*Task to carry out:*
Using the page on periodicity and recurrence, answer these:
1. What period does the text give a state in the simple random walk?
2. What is a recurrent state that is not positive recurrent called?
3. What name does the text give a positive recurrent, aperiodic state?

*Page:*
Stochastics | Mathematics Prelims

December 23, 2008

Periodicity, Positive Recurrence and Null Recurrence

Filed under: Stochastics — cjohnson @ 12:25 am

Imagine a chain where we start in some state (call it state zero), and the probability of being in state zero after $n$ transitions is zero unless $n$ is a multiple of some number, say $d$ . If $d$ is the smallest such number, then we say that that state has period $d$ . We’ve already seen an example of a chain with such a state in the simple random walk. In the simple random walk it was impossible to move from any state back to itself in an odd number of transitions: to do so you have to step left the same number of times you step right, which is of course an even number. Since two divides every even number, we have that the state has a period of two. A state with period one is called aperiodic.

If a state is recurrent, we say that the state is positive recurrent if the expected amount of time between recurrences (when the chain is in that state) is finite. A state that is recurrent but not positive recurrent is called null recurrent. A positive recurrent, aperiodic state is called ergodic.

*Record excerpts:*
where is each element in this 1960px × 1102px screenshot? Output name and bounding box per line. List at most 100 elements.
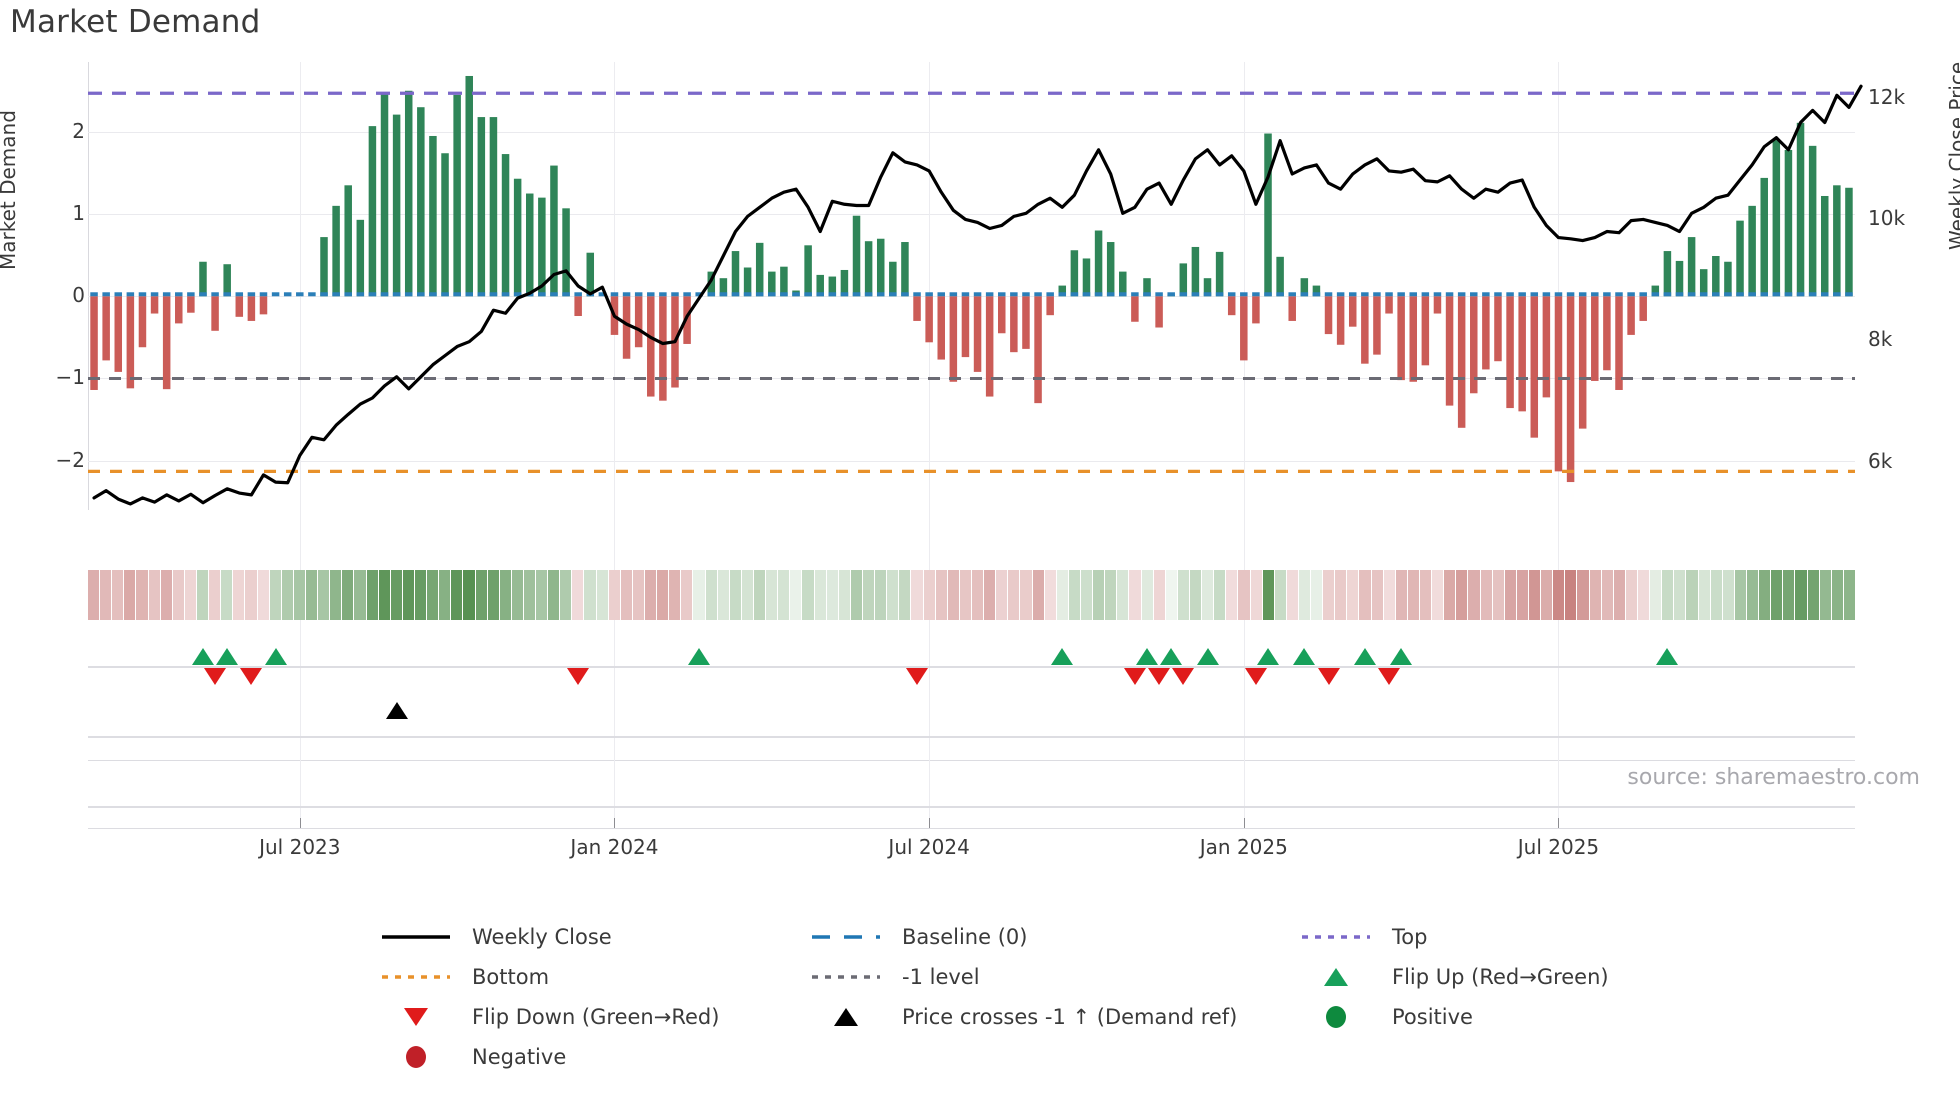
heatmap-cell [414, 570, 427, 620]
x-tick-label: Jul 2025 [1517, 835, 1600, 859]
heatmap-cell [330, 570, 342, 620]
heatmap-cell [100, 570, 112, 620]
heatmap-cell [1674, 570, 1686, 620]
positive-bar [1845, 187, 1853, 297]
legend-item[interactable]: Price crosses -1 ↑ (Demand ref) [808, 1005, 1298, 1029]
heatmap-cell [1080, 570, 1093, 620]
triangle-down-red-icon [378, 1005, 458, 1029]
baseline-segment [743, 292, 752, 297]
baseline-segment [404, 292, 413, 297]
flip-down-marker-icon[interactable] [1123, 668, 1146, 685]
price-cross-marker-icon[interactable] [385, 702, 408, 719]
baseline-segment [610, 292, 619, 297]
legend-item[interactable]: -1 level [808, 965, 1298, 989]
flip-up-marker-icon[interactable] [688, 648, 711, 665]
baseline-segment [465, 292, 473, 297]
baseline-segment [1482, 292, 1490, 297]
legend-item[interactable]: Negative [378, 1045, 808, 1069]
flip-down-marker-icon[interactable] [1148, 668, 1171, 685]
flip-up-marker-icon[interactable] [1293, 648, 1316, 665]
heatmap-cell [729, 570, 741, 620]
heatmap-cell [887, 570, 899, 620]
baseline-segment [1808, 292, 1817, 297]
dashed-line-blue-icon [808, 925, 888, 949]
heatmap-cell [209, 570, 221, 620]
x-gridline [1243, 62, 1245, 828]
heatmap-cell [1819, 570, 1831, 620]
flip-up-marker-icon[interactable] [1051, 648, 1074, 665]
gridline [88, 760, 1855, 761]
baseline-segment [1058, 292, 1067, 297]
heatmap-cell [1734, 570, 1746, 620]
positive-bar [1675, 260, 1684, 297]
baseline-segment [1748, 292, 1756, 297]
baseline-segment [780, 292, 788, 297]
legend-label: Flip Down (Green→Red) [472, 1005, 720, 1029]
flip-down-marker-icon[interactable] [1317, 668, 1340, 685]
baseline-segment [671, 292, 679, 297]
heatmap-cell [523, 570, 536, 620]
flip-up-marker-icon[interactable] [191, 648, 214, 665]
flip-up-marker-icon[interactable] [1196, 648, 1219, 665]
flip-up-marker-icon[interactable] [1656, 648, 1679, 665]
positive-bar [344, 185, 352, 297]
negative-bar [622, 296, 631, 359]
positive-bar [441, 153, 449, 297]
flip-down-marker-icon[interactable] [240, 668, 263, 685]
flip-up-marker-icon[interactable] [216, 648, 239, 665]
negative-bar [114, 296, 123, 372]
positive-bar [1663, 251, 1672, 297]
negative-bar [647, 296, 655, 397]
negative-bar [1240, 296, 1248, 361]
flip-up-marker-icon[interactable] [264, 648, 287, 665]
flip-up-marker-icon[interactable] [1390, 648, 1413, 665]
negative-bar [1603, 296, 1611, 371]
flip-down-marker-icon[interactable] [204, 668, 227, 685]
flip-down-marker-icon[interactable] [1378, 668, 1401, 685]
flip-up-marker-icon[interactable] [1257, 648, 1280, 665]
flip-down-marker-icon[interactable] [906, 668, 929, 685]
flip-up-marker-icon[interactable] [1160, 648, 1183, 665]
baseline-segment [1010, 292, 1018, 297]
baseline-segment [562, 292, 570, 297]
heatmap-cell [754, 570, 766, 620]
triangle-up-green-icon [1298, 965, 1378, 989]
baseline-segment [1094, 292, 1103, 297]
heatmap-cell [1347, 570, 1359, 620]
flip-down-marker-icon[interactable] [567, 668, 590, 685]
baseline-segment [634, 292, 643, 297]
heatmap-cell [632, 570, 645, 620]
circle-green-icon [1298, 1005, 1378, 1029]
baseline-segment [1131, 292, 1139, 297]
legend-item[interactable]: Flip Down (Green→Red) [378, 1005, 808, 1029]
heatmap-cell [620, 570, 632, 620]
negative-bar [1288, 296, 1296, 321]
negative-bar [1336, 296, 1345, 345]
gridline [88, 828, 1855, 829]
legend-item[interactable]: Positive [1298, 1005, 1698, 1029]
heatmap-cell [451, 570, 463, 620]
flip-down-marker-icon[interactable] [1172, 668, 1195, 685]
baseline-segment [913, 292, 921, 297]
heatmap-cell [402, 570, 414, 620]
flip-up-marker-icon[interactable] [1135, 648, 1158, 665]
legend-item[interactable]: Flip Up (Red→Green) [1298, 965, 1698, 989]
flip-down-marker-icon[interactable] [1244, 668, 1267, 685]
baseline-segment [1845, 292, 1853, 297]
positive-bar [901, 242, 909, 297]
legend-item[interactable]: Baseline (0) [808, 925, 1298, 949]
heatmap-cell [221, 570, 233, 620]
flip-up-marker-icon[interactable] [1353, 648, 1376, 665]
baseline-segment [804, 292, 812, 297]
legend-item[interactable]: Top [1298, 925, 1698, 949]
positive-bar [804, 245, 812, 297]
baseline-segment [1712, 292, 1720, 297]
positive-bar [1699, 269, 1708, 297]
legend-item[interactable]: Bottom [378, 965, 808, 989]
heatmap-cell [1274, 570, 1286, 620]
legend-item[interactable]: Weekly Close [378, 925, 808, 949]
left-axis-spine [88, 62, 89, 510]
baseline-segment [1457, 292, 1466, 297]
chart-legend: Weekly Close Baseline (0) Top Bottom -1 leve… [378, 925, 1698, 1069]
positive-bar [1082, 258, 1091, 297]
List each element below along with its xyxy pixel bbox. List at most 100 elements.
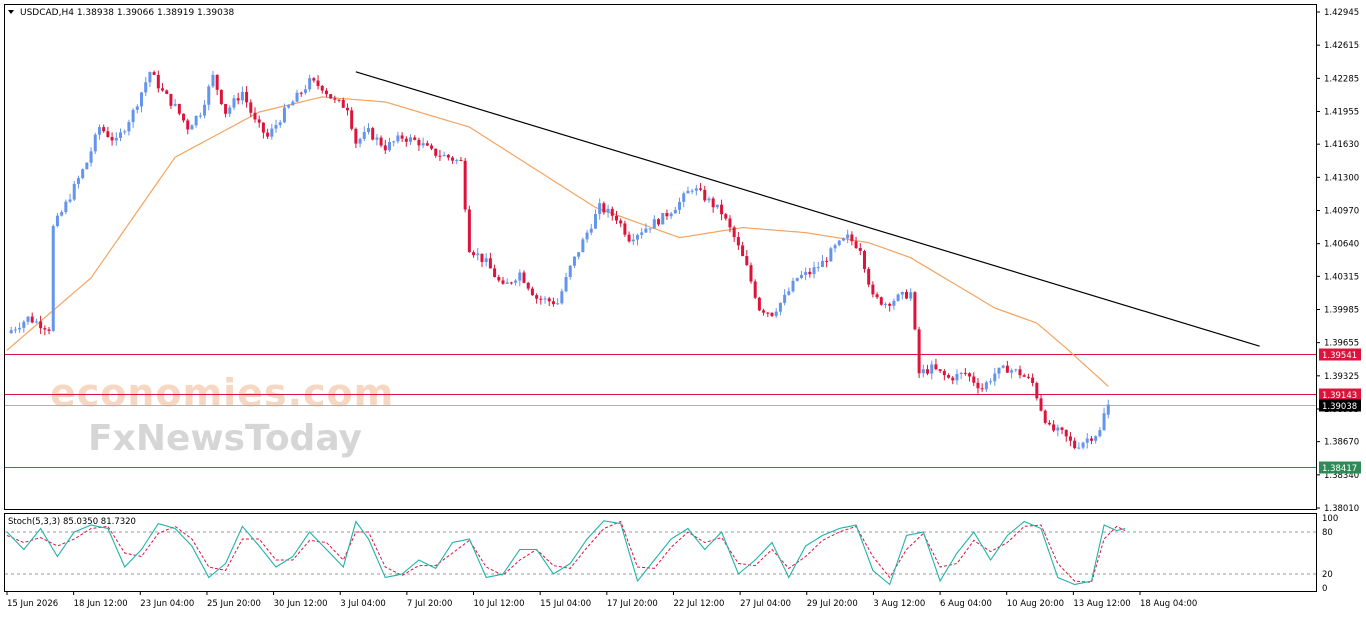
candle-body: [18, 327, 22, 330]
candle-body: [905, 291, 909, 299]
candle-body: [488, 258, 492, 269]
price-tick-label: 1.38670: [1324, 438, 1359, 448]
candle-body: [215, 74, 219, 90]
time-tick-label: 30 Jun 12:00: [274, 599, 328, 609]
candle-body: [245, 91, 249, 103]
candle-body: [892, 300, 896, 306]
level-badge-label: 1.38417: [1322, 464, 1357, 474]
candle-body: [955, 373, 959, 381]
candle-body: [833, 245, 837, 249]
candle-body: [669, 213, 673, 217]
trendline-layer[interactable]: [355, 71, 1260, 347]
candle-body: [883, 303, 887, 305]
candle-body: [81, 169, 85, 179]
candle-body: [577, 252, 581, 257]
candle-body: [850, 234, 854, 242]
candle-body: [30, 316, 34, 323]
candle-body: [312, 78, 316, 81]
candle-body: [909, 292, 913, 299]
level-badge: [1319, 399, 1361, 412]
candle-body: [97, 127, 101, 135]
level-badge-label: 1.39143: [1322, 391, 1357, 401]
candle-body: [1068, 436, 1072, 441]
candle-body: [636, 234, 639, 240]
triangle-down-icon[interactable]: [8, 10, 14, 14]
level-badge: [1319, 348, 1361, 361]
candle-body: [476, 253, 480, 256]
candle-body: [917, 329, 921, 374]
candle-body: [1001, 365, 1005, 368]
time-tick-label: 15 Jul 04:00: [540, 599, 591, 609]
candle-body: [224, 104, 228, 114]
price-tick-label: 1.41630: [1324, 140, 1359, 150]
candle-body: [320, 85, 324, 91]
price-tick-label: 1.42615: [1324, 41, 1359, 51]
candle-body: [539, 298, 543, 300]
candle-body: [875, 294, 879, 298]
candle-body: [762, 310, 766, 313]
price-tick-label: 1.40640: [1324, 240, 1359, 250]
candle-body: [724, 214, 728, 219]
candle-body: [846, 234, 850, 239]
candle-body: [930, 364, 934, 374]
candle-body: [766, 312, 770, 314]
candle-body: [783, 294, 787, 303]
candle-body: [480, 253, 484, 263]
candle-body: [984, 382, 988, 390]
candle-body: [711, 198, 715, 208]
candle-body: [707, 198, 711, 201]
candle-body: [509, 282, 513, 284]
candle-body: [430, 145, 434, 149]
candle-body: [1039, 398, 1043, 411]
candle-body: [913, 292, 917, 330]
moving-average: [6, 96, 1109, 387]
candle-body: [530, 288, 534, 296]
candle-body: [837, 240, 841, 246]
candle-body: [665, 213, 669, 217]
candle-body: [1031, 377, 1035, 383]
candle-body: [152, 72, 156, 75]
price-tick-label: 1.39655: [1324, 339, 1359, 349]
candle-body: [68, 199, 72, 202]
candle-body: [118, 132, 122, 138]
candle-body: [619, 220, 623, 224]
candle-body: [55, 215, 59, 227]
candle-body: [686, 190, 690, 194]
candle-body: [39, 321, 43, 329]
time-tick-label: 18 Jun 12:00: [74, 599, 128, 609]
candle-body: [535, 295, 539, 299]
stoch-tick-label: 20: [1322, 570, 1333, 580]
candle-body: [644, 228, 648, 233]
candle-body: [1035, 382, 1039, 399]
candlesticks: [9, 70, 1110, 450]
time-tick-label: 23 Jun 04:00: [140, 599, 194, 609]
candle-body: [404, 138, 408, 142]
price-tick-label: 1.41955: [1324, 108, 1359, 118]
candle-body: [959, 372, 963, 374]
candle-body: [299, 92, 303, 94]
candle-body: [396, 135, 400, 142]
trendline[interactable]: [355, 71, 1260, 347]
candle-body: [631, 239, 635, 242]
candle-body: [493, 268, 497, 278]
candle-body: [148, 72, 152, 83]
candle-body: [165, 90, 169, 94]
candle-body: [135, 106, 139, 110]
candle-body: [791, 280, 795, 292]
candle-body: [72, 183, 76, 200]
candle-body: [173, 103, 177, 106]
candle-body: [732, 227, 736, 238]
candle-body: [127, 122, 131, 132]
candle-body: [236, 98, 240, 101]
stoch-tick-label: 0: [1322, 584, 1327, 594]
candle-body: [51, 226, 55, 331]
candle-body: [518, 272, 522, 281]
candle-body: [841, 238, 845, 241]
candle-body: [375, 137, 379, 140]
candle-body: [1022, 375, 1026, 377]
candle-body: [144, 82, 148, 93]
candle-body: [463, 160, 467, 210]
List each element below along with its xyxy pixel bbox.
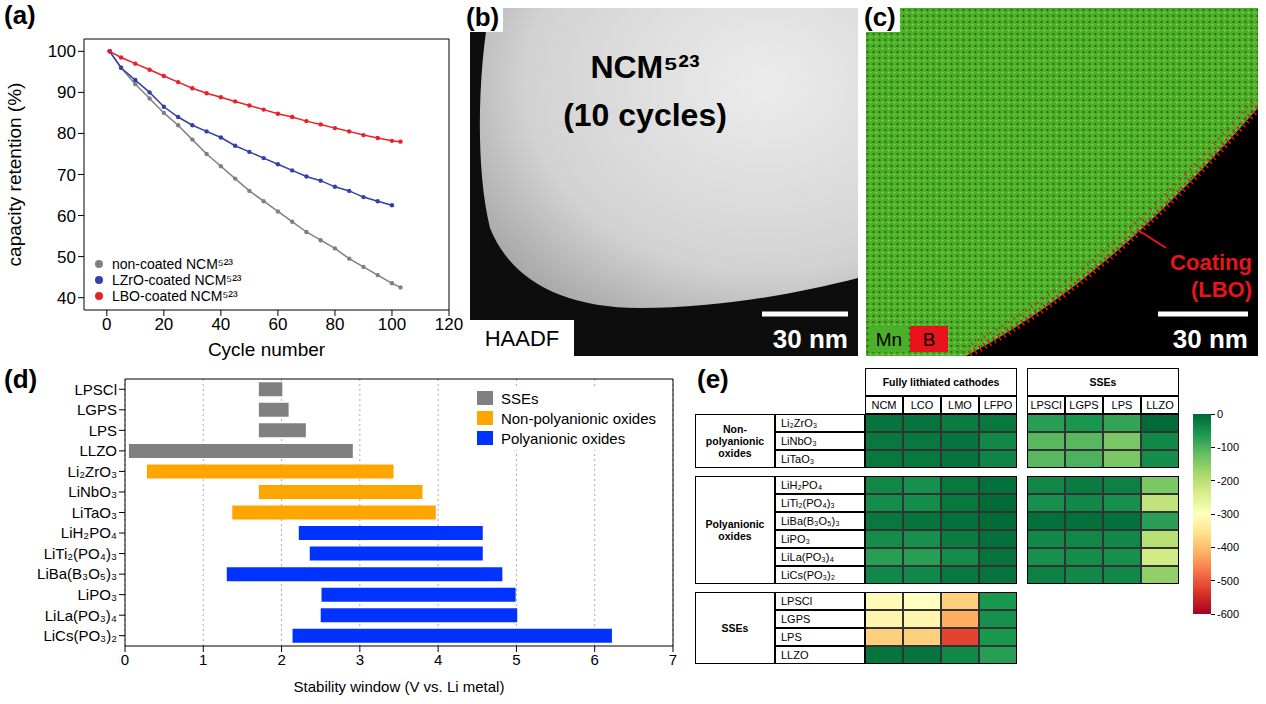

*Answer:*
1. Two.
2. Null recurrent.
3. Ergodic.